Aim of the exercise:
Print all the data, keeping every line exactly as it is.

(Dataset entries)
(begin)
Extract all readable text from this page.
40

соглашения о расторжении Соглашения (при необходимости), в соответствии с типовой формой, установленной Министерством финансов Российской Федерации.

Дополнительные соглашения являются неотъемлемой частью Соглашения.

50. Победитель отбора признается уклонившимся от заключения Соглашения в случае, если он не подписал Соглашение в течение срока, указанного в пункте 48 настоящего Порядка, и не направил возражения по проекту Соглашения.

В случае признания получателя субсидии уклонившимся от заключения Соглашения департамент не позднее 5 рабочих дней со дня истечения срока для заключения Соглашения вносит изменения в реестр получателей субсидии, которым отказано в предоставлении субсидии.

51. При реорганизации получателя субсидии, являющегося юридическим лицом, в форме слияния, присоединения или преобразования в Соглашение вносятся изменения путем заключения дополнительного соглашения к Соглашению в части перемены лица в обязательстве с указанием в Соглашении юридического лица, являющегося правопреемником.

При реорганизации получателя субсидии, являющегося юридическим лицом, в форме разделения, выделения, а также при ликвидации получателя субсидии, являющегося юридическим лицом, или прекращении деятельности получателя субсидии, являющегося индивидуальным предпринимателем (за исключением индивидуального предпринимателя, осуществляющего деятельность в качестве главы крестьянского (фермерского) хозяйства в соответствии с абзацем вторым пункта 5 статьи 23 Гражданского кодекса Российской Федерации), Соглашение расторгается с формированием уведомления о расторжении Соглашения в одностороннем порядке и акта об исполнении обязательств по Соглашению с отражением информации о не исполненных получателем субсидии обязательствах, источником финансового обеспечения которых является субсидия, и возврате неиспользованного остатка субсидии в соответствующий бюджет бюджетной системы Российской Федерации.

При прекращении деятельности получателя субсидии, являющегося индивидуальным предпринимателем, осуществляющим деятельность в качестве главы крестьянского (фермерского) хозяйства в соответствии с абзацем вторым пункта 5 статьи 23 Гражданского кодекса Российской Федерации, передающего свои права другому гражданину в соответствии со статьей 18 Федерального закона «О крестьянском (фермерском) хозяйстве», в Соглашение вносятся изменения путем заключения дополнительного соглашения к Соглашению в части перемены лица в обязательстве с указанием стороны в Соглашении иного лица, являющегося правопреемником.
(end)
Written solution:
Extract all readable text from this page.
40

соглашения о расторжении Соглашения (при необходимости), в соответствии с типовой формой, установленной Министерством финансов Российской Федерации.

Дополнительные соглашения являются неотъемлемой частью Соглашения.

50. Победитель отбора признается уклонившимся от заключения Соглашения в случае, если он не подписал Соглашение в течение срока, указанного в пункте 48 настоящего Порядка, и не направил возражения по проекту Соглашения.

В случае признания получателя субсидии уклонившимся от заключения Соглашения департамент не позднее 5 рабочих дней со дня истечения срока для заключения Соглашения вносит изменения в реестр получателей субсидии, которым отказано в предоставлении субсидии.

51. При реорганизации получателя субсидии, являющегося юридическим лицом, в форме слияния, присоединения или преобразования в Соглашение вносятся изменения путем заключения дополнительного соглашения к Соглашению в части перемены лица в обязательстве с указанием в Соглашении юридического лица, являющегося правопреемником.

При реорганизации получателя субсидии, являющегося юридическим лицом, в форме разделения, выделения, а также при ликвидации получателя субсидии, являющегося юридическим лицом, или прекращении деятельности получателя субсидии, являющегося индивидуальным предпринимателем (за исключением индивидуального предпринимателя, осуществляющего деятельность в качестве главы крестьянского (фермерского) хозяйства в соответствии с абзацем вторым пункта 5 статьи 23 Гражданского кодекса Российской Федерации), Соглашение расторгается с формированием уведомления о расторжении Соглашения в одностороннем порядке и акта об исполнении обязательств по Соглашению с отражением информации о не исполненных получателем субсидии обязательствах, источником финансового обеспечения которых является субсидия, и возврате неиспользованного остатка субсидии в соответствующий бюджет бюджетной системы Российской Федерации.

При прекращении деятельности получателя субсидии, являющегося индивидуальным предпринимателем, осуществляющим деятельность в качестве главы крестьянского (фермерского) хозяйства в соответствии с абзацем вторым пункта 5 статьи 23 Гражданского кодекса Российской Федерации, передающего свои права другому гражданину в соответствии со статьей 18 Федерального закона «О крестьянском (фермерском) хозяйстве», в Соглашение вносятся изменения путем заключения дополнительного соглашения к Соглашению в части перемены лица в обязательстве с указанием стороны в Соглашении иного лица, являющегося правопреемником.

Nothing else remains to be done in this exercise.